# [Set task]
Return, word for word, the records from their first line through the line that contains "code-token: ch.isspace(): bbox=[104, 422, 228, 439]", including that line.

# [Dataset content]
+-------+

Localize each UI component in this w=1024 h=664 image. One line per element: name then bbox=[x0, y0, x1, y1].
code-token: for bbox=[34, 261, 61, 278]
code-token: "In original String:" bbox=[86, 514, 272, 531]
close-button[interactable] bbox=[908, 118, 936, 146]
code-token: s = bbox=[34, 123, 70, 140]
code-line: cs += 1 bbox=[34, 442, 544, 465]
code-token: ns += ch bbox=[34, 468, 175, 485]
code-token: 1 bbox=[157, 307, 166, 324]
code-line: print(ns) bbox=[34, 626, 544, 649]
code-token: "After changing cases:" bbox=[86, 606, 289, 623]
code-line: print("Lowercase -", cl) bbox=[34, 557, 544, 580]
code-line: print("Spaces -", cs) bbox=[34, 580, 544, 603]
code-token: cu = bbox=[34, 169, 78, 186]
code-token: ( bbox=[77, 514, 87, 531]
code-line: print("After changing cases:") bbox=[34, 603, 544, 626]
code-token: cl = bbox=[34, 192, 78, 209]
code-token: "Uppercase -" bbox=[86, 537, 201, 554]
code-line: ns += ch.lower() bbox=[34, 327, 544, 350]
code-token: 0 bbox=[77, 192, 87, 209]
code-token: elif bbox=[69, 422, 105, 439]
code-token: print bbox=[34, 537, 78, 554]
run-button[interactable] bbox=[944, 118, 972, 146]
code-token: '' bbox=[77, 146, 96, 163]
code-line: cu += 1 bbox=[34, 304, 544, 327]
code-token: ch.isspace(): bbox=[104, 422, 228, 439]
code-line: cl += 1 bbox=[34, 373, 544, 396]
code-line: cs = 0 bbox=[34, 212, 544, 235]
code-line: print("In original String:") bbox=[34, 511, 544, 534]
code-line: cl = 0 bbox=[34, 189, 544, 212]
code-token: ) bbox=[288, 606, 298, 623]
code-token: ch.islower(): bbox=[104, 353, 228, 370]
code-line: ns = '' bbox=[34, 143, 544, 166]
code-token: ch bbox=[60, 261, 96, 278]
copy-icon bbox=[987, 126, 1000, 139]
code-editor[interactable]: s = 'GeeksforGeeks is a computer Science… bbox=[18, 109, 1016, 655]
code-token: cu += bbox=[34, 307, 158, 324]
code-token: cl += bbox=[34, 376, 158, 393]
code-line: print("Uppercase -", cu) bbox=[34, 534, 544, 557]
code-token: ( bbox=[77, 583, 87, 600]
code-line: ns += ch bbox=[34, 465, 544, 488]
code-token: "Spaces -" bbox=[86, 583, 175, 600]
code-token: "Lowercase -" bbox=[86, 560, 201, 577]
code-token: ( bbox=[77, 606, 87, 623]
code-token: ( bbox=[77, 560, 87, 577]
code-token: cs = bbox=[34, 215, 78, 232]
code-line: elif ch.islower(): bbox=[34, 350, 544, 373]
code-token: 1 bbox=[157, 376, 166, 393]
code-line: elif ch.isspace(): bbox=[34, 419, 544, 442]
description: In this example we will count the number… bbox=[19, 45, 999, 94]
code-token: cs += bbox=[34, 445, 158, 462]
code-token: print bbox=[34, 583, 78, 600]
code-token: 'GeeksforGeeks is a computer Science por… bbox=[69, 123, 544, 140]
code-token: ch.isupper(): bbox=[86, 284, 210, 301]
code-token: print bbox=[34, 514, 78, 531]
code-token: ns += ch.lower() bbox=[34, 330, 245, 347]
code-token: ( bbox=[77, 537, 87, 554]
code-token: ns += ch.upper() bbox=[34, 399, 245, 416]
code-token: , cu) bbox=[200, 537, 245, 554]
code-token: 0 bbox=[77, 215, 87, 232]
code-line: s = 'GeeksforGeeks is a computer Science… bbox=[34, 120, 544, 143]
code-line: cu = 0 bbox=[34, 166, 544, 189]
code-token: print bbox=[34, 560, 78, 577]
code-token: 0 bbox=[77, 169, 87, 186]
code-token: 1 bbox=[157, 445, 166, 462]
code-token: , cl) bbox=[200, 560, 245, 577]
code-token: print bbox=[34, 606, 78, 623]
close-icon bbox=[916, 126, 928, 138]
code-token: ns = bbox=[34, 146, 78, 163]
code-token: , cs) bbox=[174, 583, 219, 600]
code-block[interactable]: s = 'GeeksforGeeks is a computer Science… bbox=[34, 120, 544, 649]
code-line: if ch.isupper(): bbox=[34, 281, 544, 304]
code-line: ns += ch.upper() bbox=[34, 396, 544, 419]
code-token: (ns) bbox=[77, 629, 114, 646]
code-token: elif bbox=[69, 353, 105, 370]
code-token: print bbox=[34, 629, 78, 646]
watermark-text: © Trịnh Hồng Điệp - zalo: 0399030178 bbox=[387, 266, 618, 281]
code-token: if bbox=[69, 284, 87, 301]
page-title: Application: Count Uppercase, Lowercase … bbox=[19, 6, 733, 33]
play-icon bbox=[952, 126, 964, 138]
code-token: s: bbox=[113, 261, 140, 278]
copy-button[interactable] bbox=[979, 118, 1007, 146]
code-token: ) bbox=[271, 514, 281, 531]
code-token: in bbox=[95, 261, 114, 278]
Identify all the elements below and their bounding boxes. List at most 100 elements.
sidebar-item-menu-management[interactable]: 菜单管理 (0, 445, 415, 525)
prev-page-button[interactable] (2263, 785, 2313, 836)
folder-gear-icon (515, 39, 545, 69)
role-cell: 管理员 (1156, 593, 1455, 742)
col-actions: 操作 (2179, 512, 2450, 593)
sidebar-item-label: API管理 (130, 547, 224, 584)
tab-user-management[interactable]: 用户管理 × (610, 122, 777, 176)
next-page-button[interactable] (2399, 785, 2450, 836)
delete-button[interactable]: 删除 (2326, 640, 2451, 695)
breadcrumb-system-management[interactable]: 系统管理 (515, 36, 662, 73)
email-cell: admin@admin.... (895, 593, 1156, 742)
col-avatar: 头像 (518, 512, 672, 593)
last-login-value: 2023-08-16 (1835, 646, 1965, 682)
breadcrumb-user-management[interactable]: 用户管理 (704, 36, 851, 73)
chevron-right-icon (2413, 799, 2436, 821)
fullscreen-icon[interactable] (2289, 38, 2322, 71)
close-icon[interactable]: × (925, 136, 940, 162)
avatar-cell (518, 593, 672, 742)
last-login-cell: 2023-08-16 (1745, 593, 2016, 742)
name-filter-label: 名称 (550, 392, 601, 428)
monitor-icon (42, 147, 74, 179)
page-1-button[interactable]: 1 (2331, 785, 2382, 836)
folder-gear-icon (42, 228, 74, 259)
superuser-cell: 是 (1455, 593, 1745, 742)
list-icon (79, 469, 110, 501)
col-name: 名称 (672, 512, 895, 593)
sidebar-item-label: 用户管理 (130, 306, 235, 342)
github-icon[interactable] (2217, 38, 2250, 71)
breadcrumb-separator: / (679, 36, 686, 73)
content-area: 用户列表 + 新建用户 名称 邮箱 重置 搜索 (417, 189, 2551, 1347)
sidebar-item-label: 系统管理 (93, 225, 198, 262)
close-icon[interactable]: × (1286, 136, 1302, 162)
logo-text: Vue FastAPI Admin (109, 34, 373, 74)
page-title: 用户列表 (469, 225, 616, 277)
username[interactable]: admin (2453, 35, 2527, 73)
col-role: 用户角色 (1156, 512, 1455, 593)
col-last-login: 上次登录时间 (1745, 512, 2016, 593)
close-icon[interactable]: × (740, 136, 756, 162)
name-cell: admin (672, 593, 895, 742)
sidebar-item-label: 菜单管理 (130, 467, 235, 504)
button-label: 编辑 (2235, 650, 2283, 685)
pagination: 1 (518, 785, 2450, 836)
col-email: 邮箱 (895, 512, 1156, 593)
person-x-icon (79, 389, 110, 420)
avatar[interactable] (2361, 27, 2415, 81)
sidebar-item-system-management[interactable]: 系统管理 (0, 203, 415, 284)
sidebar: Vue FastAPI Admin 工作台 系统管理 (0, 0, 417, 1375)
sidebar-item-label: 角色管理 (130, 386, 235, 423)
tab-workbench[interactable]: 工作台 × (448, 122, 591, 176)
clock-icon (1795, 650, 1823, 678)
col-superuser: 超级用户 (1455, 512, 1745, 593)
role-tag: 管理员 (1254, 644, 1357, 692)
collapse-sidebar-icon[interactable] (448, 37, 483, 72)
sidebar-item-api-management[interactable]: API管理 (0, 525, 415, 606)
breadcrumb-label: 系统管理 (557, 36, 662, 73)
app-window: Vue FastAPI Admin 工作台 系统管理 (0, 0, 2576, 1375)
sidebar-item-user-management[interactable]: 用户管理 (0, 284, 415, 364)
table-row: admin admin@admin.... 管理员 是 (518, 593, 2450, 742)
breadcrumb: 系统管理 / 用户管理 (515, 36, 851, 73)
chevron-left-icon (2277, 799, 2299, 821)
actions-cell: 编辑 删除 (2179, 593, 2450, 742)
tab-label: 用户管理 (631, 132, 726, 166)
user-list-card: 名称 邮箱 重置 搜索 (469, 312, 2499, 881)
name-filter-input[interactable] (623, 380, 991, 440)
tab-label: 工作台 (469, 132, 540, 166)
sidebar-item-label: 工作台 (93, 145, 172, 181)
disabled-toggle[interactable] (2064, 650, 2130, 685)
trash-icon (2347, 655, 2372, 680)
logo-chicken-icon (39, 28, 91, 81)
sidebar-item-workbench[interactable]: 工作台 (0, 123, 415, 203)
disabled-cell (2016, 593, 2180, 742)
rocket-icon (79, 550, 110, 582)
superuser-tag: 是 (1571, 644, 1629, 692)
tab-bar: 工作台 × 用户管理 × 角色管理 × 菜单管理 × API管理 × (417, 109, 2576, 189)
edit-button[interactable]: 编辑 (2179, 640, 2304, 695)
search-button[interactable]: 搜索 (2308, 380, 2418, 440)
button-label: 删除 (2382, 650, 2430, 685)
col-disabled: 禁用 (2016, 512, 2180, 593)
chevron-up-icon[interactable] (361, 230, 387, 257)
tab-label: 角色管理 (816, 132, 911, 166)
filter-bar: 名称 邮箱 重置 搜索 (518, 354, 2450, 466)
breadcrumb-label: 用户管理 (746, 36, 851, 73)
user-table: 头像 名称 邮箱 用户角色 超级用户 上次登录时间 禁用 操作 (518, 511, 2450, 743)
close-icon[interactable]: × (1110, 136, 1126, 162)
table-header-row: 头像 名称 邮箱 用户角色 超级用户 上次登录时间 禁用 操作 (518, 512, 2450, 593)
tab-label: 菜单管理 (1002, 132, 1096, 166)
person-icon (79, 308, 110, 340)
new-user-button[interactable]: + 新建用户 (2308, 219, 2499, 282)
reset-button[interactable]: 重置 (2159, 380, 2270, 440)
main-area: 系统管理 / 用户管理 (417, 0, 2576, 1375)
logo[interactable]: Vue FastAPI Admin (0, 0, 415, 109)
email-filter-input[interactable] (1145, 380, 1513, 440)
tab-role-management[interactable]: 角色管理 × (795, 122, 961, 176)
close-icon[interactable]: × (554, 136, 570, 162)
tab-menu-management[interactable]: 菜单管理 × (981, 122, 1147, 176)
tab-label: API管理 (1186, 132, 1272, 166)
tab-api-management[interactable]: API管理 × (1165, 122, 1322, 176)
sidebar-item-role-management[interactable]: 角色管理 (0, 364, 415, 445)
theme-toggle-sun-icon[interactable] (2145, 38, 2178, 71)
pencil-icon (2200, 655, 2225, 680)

+-------+

# [Exercise answer]
Localize each UI component in this w=1024 h=664 image. One line per element: name then bbox=[x0, y0, x1, y1].
code-token: for bbox=[34, 261, 61, 278]
code-token: "In original String:" bbox=[86, 514, 272, 531]
close-button[interactable] bbox=[908, 118, 936, 146]
code-token: s = bbox=[34, 123, 70, 140]
code-line: cs += 1 bbox=[34, 442, 544, 465]
code-token: ns += ch bbox=[34, 468, 175, 485]
code-token: 1 bbox=[157, 307, 166, 324]
code-line: print(ns) bbox=[34, 626, 544, 649]
code-token: "After changing cases:" bbox=[86, 606, 289, 623]
code-line: print("Lowercase -", cl) bbox=[34, 557, 544, 580]
code-line: print("Spaces -", cs) bbox=[34, 580, 544, 603]
code-token: cu = bbox=[34, 169, 78, 186]
code-token: ( bbox=[77, 514, 87, 531]
code-line: print("After changing cases:") bbox=[34, 603, 544, 626]
code-token: cl = bbox=[34, 192, 78, 209]
code-token: "Uppercase -" bbox=[86, 537, 201, 554]
code-line: ns += ch.lower() bbox=[34, 327, 544, 350]
code-token: 0 bbox=[77, 192, 87, 209]
code-token: elif bbox=[69, 422, 105, 439]
code-token: print bbox=[34, 537, 78, 554]
run-button[interactable] bbox=[944, 118, 972, 146]
code-token: '' bbox=[77, 146, 96, 163]
code-line: cu += 1 bbox=[34, 304, 544, 327]
code-token: ch.isspace(): bbox=[104, 422, 228, 439]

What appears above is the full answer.